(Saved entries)
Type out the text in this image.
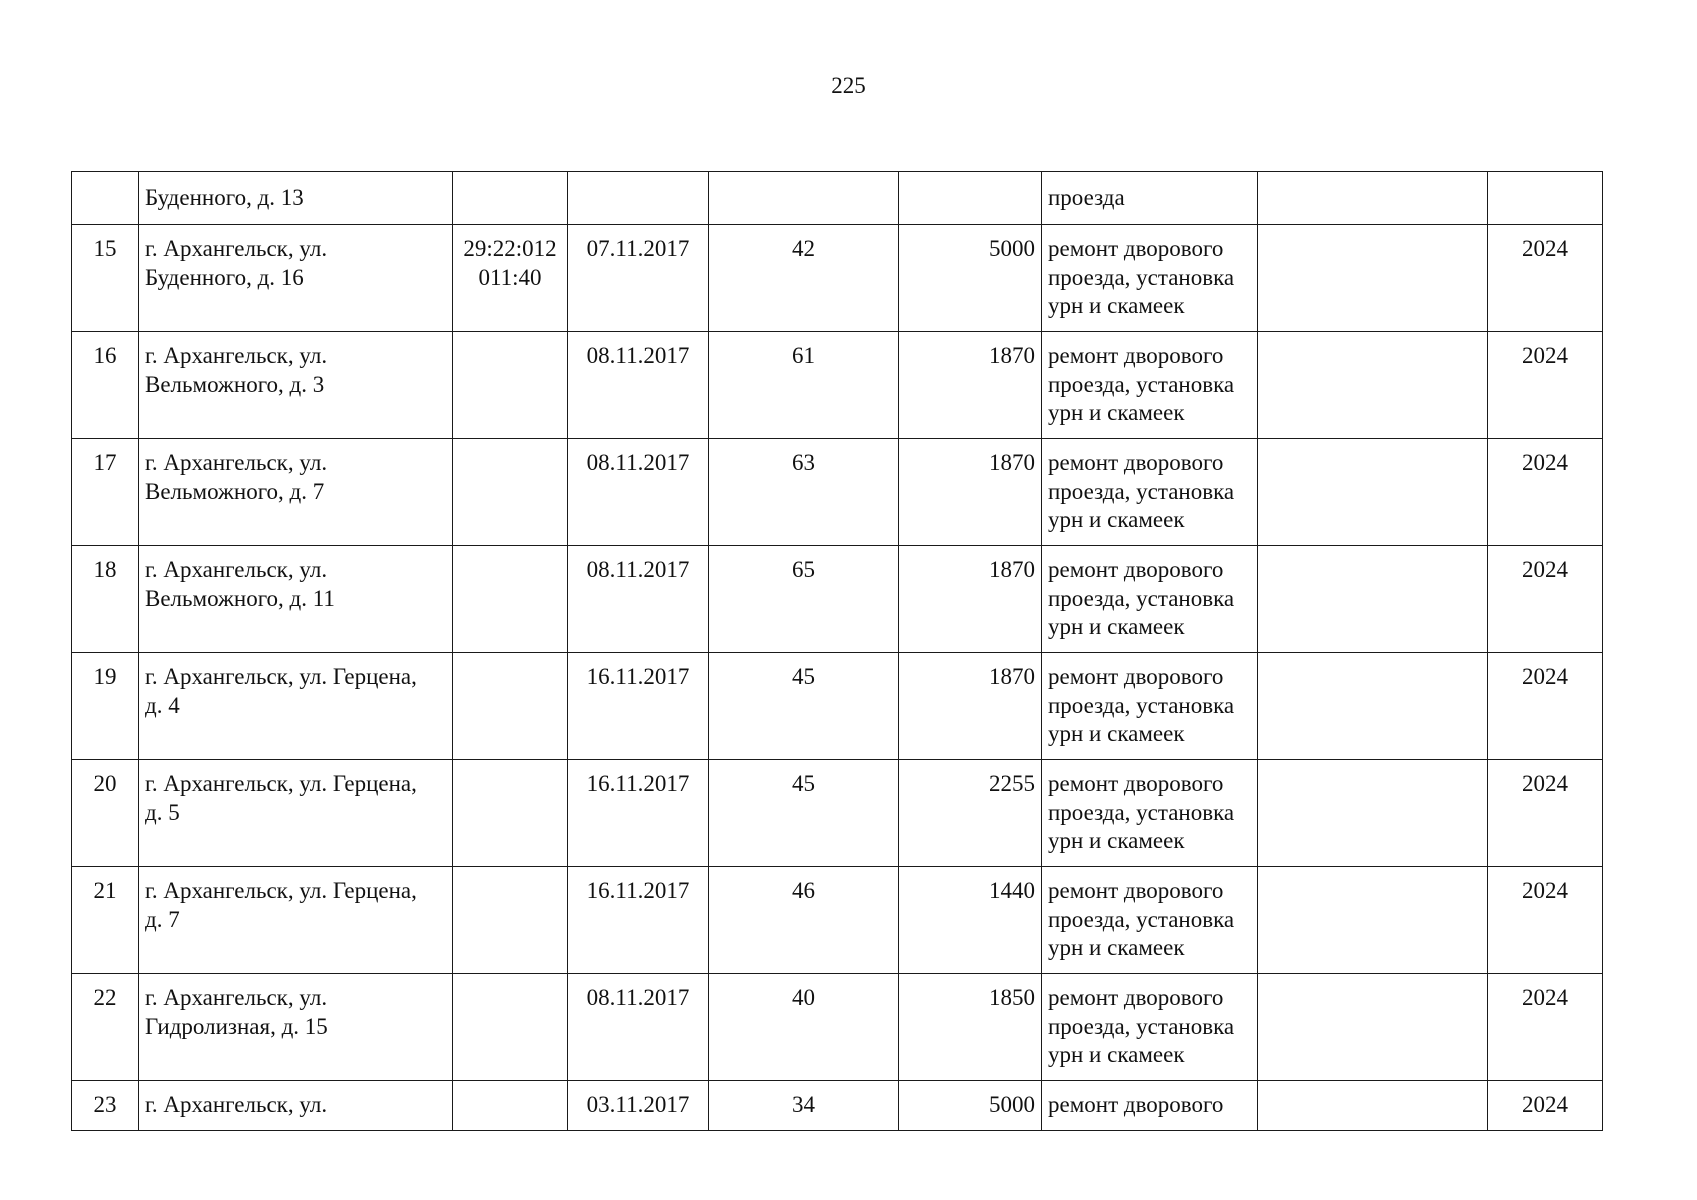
225

	Буденного, д. 13					проезда		

15	г. Архангельск, ул.
Буденного, д. 16	29:22:012
011:40	07.11.2017	42	5000	ремонт дворового
проезда, установка
урн и скамеек		2024
16	г. Архангельск, ул.
Вельможного, д. 3		08.11.2017	61	1870	ремонт дворового
проезда, установка
урн и скамеек		2024
17	г. Архангельск, ул.
Вельможного, д. 7		08.11.2017	63	1870	ремонт дворового
проезда, установка
урн и скамеек		2024
18	г. Архангельск, ул.
Вельможного, д. 11		08.11.2017	65	1870	ремонт дворового
проезда, установка
урн и скамеек		2024
19	г. Архангельск, ул. Герцена,
д. 4		16.11.2017	45	1870	ремонт дворового
проезда, установка
урн и скамеек		2024
20	г. Архангельск, ул. Герцена,
д. 5		16.11.2017	45	2255	ремонт дворового
проезда, установка
урн и скамеек		2024
21	г. Архангельск, ул. Герцена,
д. 7		16.11.2017	46	1440	ремонт дворового
проезда, установка
урн и скамеек		2024
22	г. Архангельск, ул.
Гидролизная, д. 15		08.11.2017	40	1850	ремонт дворового
проезда, установка
урн и скамеек		2024
23	г. Архангельск, ул.		03.11.2017	34	5000	ремонт дворового		2024
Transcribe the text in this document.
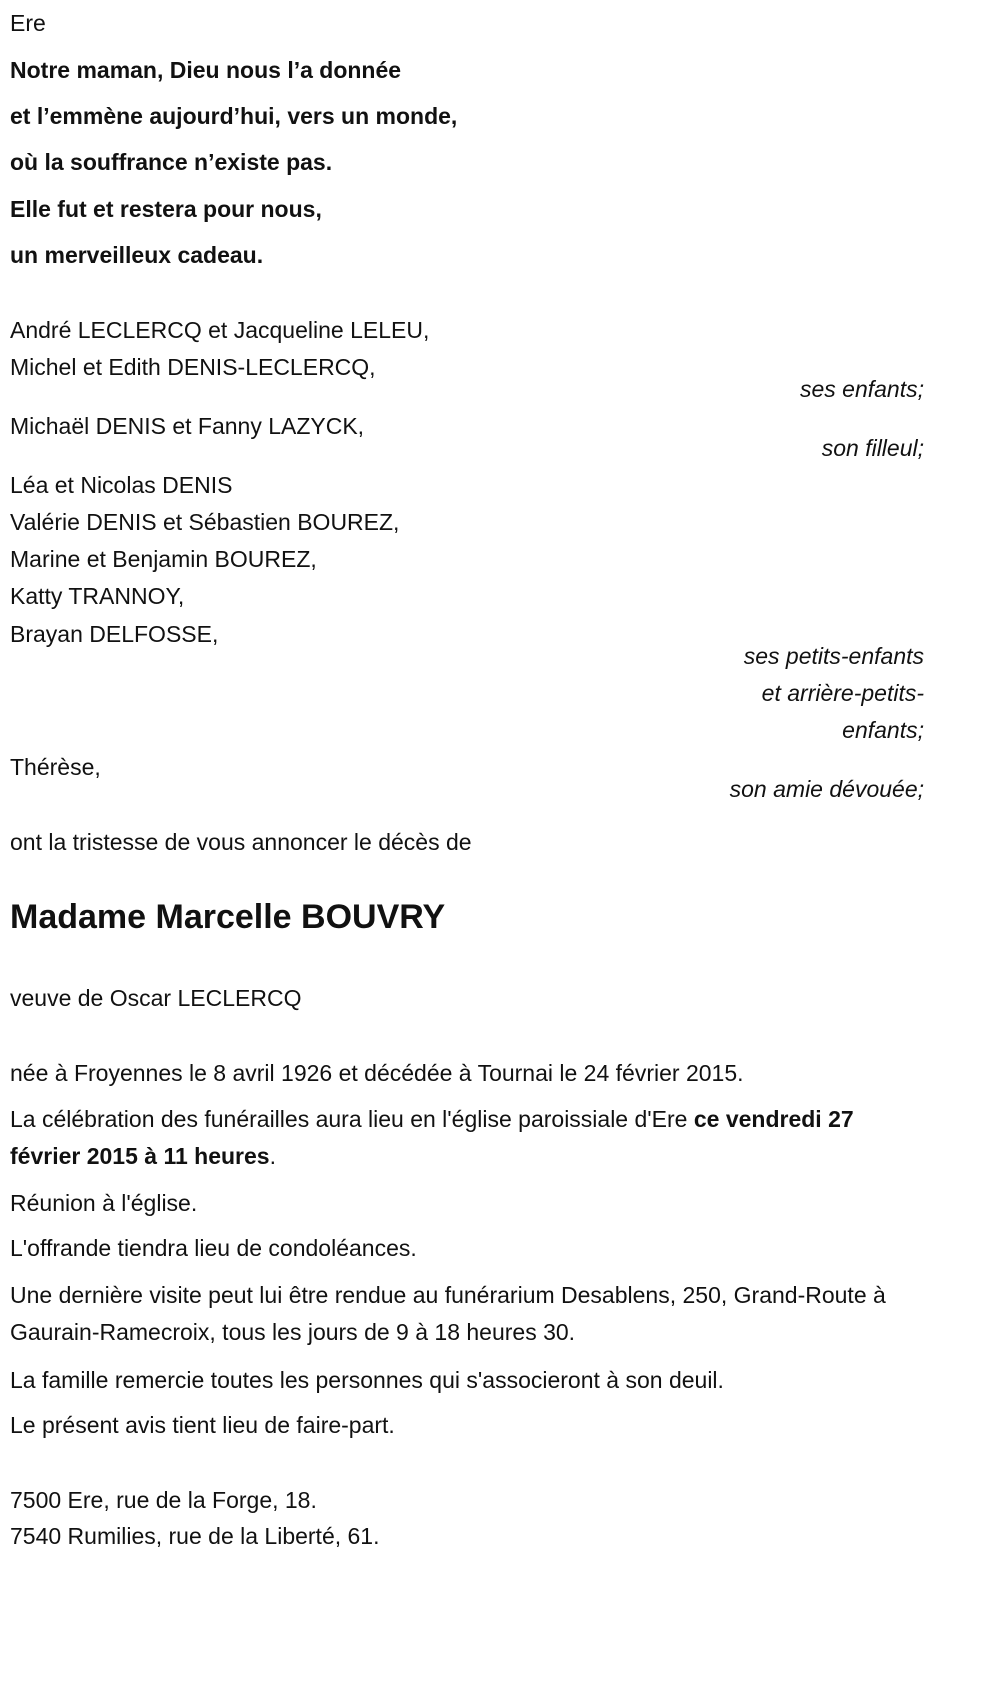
Ere
Notre maman, Dieu nous l’a donnée
et l’emmène aujourd’hui, vers un monde,
où la souffrance n’existe pas.
Elle fut et restera pour nous,
un merveilleux cadeau.
André LECLERCQ et Jacqueline LELEU,
Michel et Edith DENIS-LECLERCQ,
ses enfants;
Michaël DENIS et Fanny LAZYCK,
son filleul;
Léa et Nicolas DENIS
Valérie DENIS et Sébastien BOUREZ,
Marine et Benjamin BOUREZ,
Katty TRANNOY,
Brayan DELFOSSE,
ses petits-enfants
et arrière-petits-
enfants;
Thérèse,
son amie dévouée;
ont la tristesse de vous annoncer le décès de
Madame Marcelle BOUVRY
veuve de Oscar LECLERCQ
née à Froyennes le 8 avril 1926 et décédée à Tournai le 24 février 2015.
La célébration des funérailles aura lieu en l'église paroissiale d'Ere ce vendredi 27 février 2015 à 11 heures.
Réunion à l'église.
L'offrande tiendra lieu de condoléances.
Une dernière visite peut lui être rendue au funérarium Desablens, 250, Grand-Route à Gaurain-Ramecroix, tous les jours de 9 à 18 heures 30.
La famille remercie toutes les personnes qui s'associeront à son deuil.
Le présent avis tient lieu de faire-part.
7500 Ere, rue de la Forge, 18.
7540 Rumilies, rue de la Liberté, 61.
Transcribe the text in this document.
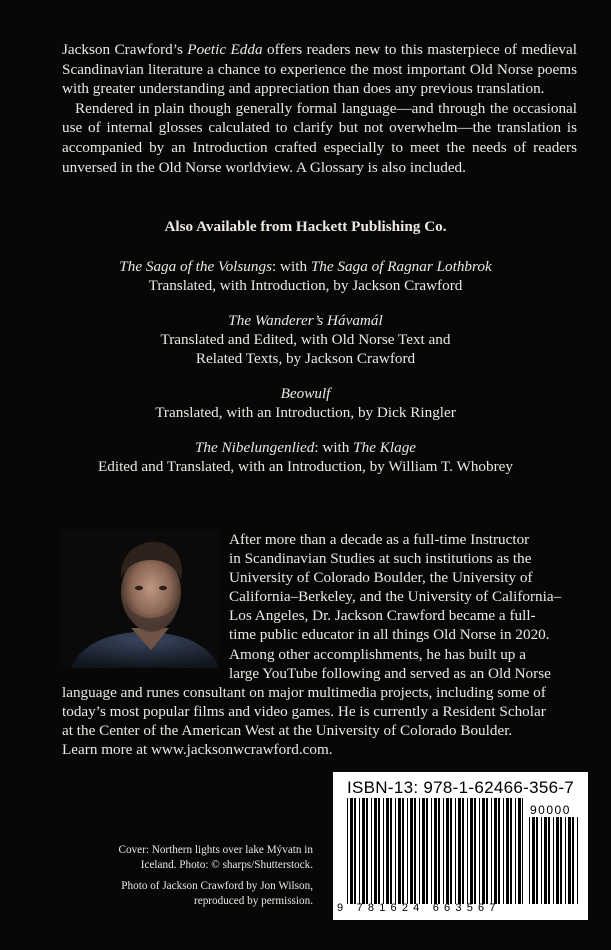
Jackson Crawford’s Poetic Edda offers readers new to this masterpiece of medieval Scandinavian literature a chance to experience the most important Old Norse poems with greater understanding and appreciation than does any previous translation.

Rendered in plain though generally formal language—and through the occasional use of internal glosses calculated to clarify but not overwhelm—the translation is accompanied by an Introduction crafted especially to meet the needs of readers unversed in the Old Norse worldview. A Glossary is also included.

Also Available from Hackett Publishing Co.
The Saga of the Volsungs: with The Saga of Ragnar Lothbrok
Translated, with Introduction, by Jackson Crawford
The Wanderer’s Hávamál
Translated and Edited, with Old Norse Text and
Related Texts, by Jackson Crawford
Beowulf
Translated, with an Introduction, by Dick Ringler
The Nibelungenlied: with The Klage
Edited and Translated, with an Introduction, by William T. Whobrey
After more than a decade as a full-time Instructor
in Scandinavian Studies at such institutions as the
University of Colorado Boulder, the University of
California–Berkeley, and the University of California–
Los Angeles, Dr. Jackson Crawford became a full-
time public educator in all things Old Norse in 2020.
Among other accomplishments, he has built up a
large YouTube following and served as an Old Norse
language and runes consultant on major multimedia projects, including some of
today’s most popular films and video games. He is currently a Resident Scholar
at the Center of the American West at the University of Colorado Boulder.
Learn more at www.jacksonwcrawford.com.

Cover: Northern lights over lake Mývatn in
Iceland. Photo: © sharps/Shutterstock.

Photo of Jackson Crawford by Jon Wilson,
reproduced by permission.

ISBN-13: 978-1-62466-356-7
90000
9 781624 663567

**What you have to do:** Leave out the pictures and copy every record above exactly.

**Problem solution:**
Type out the text in this image.
225

	Буденного, д. 13					проезда		

15	г. Архангельск, ул.
Буденного, д. 16	29:22:012
011:40	07.11.2017	42	5000	ремонт дворового
проезда, установка
урн и скамеек		2024
16	г. Архангельск, ул.
Вельможного, д. 3		08.11.2017	61	1870	ремонт дворового
проезда, установка
урн и скамеек		2024
17	г. Архангельск, ул.
Вельможного, д. 7		08.11.2017	63	1870	ремонт дворового
проезда, установка
урн и скамеек		2024
18	г. Архангельск, ул.
Вельможного, д. 11		08.11.2017	65	1870	ремонт дворового
проезда, установка
урн и скамеек		2024
19	г. Архангельск, ул. Герцена,
д. 4		16.11.2017	45	1870	ремонт дворового
проезда, установка
урн и скамеек		2024
20	г. Архангельск, ул. Герцена,
д. 5		16.11.2017	45	2255	ремонт дворового
проезда, установка
урн и скамеек		2024
21	г. Архангельск, ул. Герцена,
д. 7		16.11.2017	46	1440	ремонт дворового
проезда, установка
урн и скамеек		2024
22	г. Архангельск, ул.
Гидролизная, д. 15		08.11.2017	40	1850	ремонт дворового
проезда, установка
урн и скамеек		2024
23	г. Архангельск, ул.		03.11.2017	34	5000	ремонт дворового		2024
Transcribe the text in this document.
Ere
Notre maman, Dieu nous l’a donnée
et l’emmène aujourd’hui, vers un monde,
où la souffrance n’existe pas.
Elle fut et restera pour nous,
un merveilleux cadeau.
André LECLERCQ et Jacqueline LELEU,
Michel et Edith DENIS-LECLERCQ,
ses enfants;
Michaël DENIS et Fanny LAZYCK,
son filleul;
Léa et Nicolas DENIS
Valérie DENIS et Sébastien BOUREZ,
Marine et Benjamin BOUREZ,
Katty TRANNOY,
Brayan DELFOSSE,
ses petits-enfants
et arrière-petits-
enfants;
Thérèse,
son amie dévouée;
ont la tristesse de vous annoncer le décès de
Madame Marcelle BOUVRY
veuve de Oscar LECLERCQ
née à Froyennes le 8 avril 1926 et décédée à Tournai le 24 février 2015.
La célébration des funérailles aura lieu en l'église paroissiale d'Ere ce vendredi 27 février 2015 à 11 heures.
Réunion à l'église.
L'offrande tiendra lieu de condoléances.
Une dernière visite peut lui être rendue au funérarium Desablens, 250, Grand-Route à Gaurain-Ramecroix, tous les jours de 9 à 18 heures 30.
La famille remercie toutes les personnes qui s'associeront à son deuil.
Le présent avis tient lieu de faire-part.
7500 Ere, rue de la Forge, 18.
7540 Rumilies, rue de la Liberté, 61.
Transcribe the text in this document.
Jackson Crawford’s Poetic Edda offers readers new to this masterpiece of medieval Scandinavian literature a chance to experience the most important Old Norse poems with greater understanding and appreciation than does any previous translation.

Rendered in plain though generally formal language—and through the occasional use of internal glosses calculated to clarify but not overwhelm—the translation is accompanied by an Introduction crafted especially to meet the needs of readers unversed in the Old Norse worldview. A Glossary is also included.

Also Available from Hackett Publishing Co.
The Saga of the Volsungs: with The Saga of Ragnar Lothbrok
Translated, with Introduction, by Jackson Crawford
The Wanderer’s Hávamál
Translated and Edited, with Old Norse Text and
Related Texts, by Jackson Crawford
Beowulf
Translated, with an Introduction, by Dick Ringler
The Nibelungenlied: with The Klage
Edited and Translated, with an Introduction, by William T. Whobrey
After more than a decade as a full-time Instructor
in Scandinavian Studies at such institutions as the
University of Colorado Boulder, the University of
California–Berkeley, and the University of California–
Los Angeles, Dr. Jackson Crawford became a full-
time public educator in all things Old Norse in 2020.
Among other accomplishments, he has built up a
large YouTube following and served as an Old Norse
language and runes consultant on major multimedia projects, including some of
today’s most popular films and video games. He is currently a Resident Scholar
at the Center of the American West at the University of Colorado Boulder.
Learn more at www.jacksonwcrawford.com.

Cover: Northern lights over lake Mývatn in
Iceland. Photo: © sharps/Shutterstock.

Photo of Jackson Crawford by Jon Wilson,
reproduced by permission.

ISBN-13: 978-1-62466-356-7
90000
9 781624 663567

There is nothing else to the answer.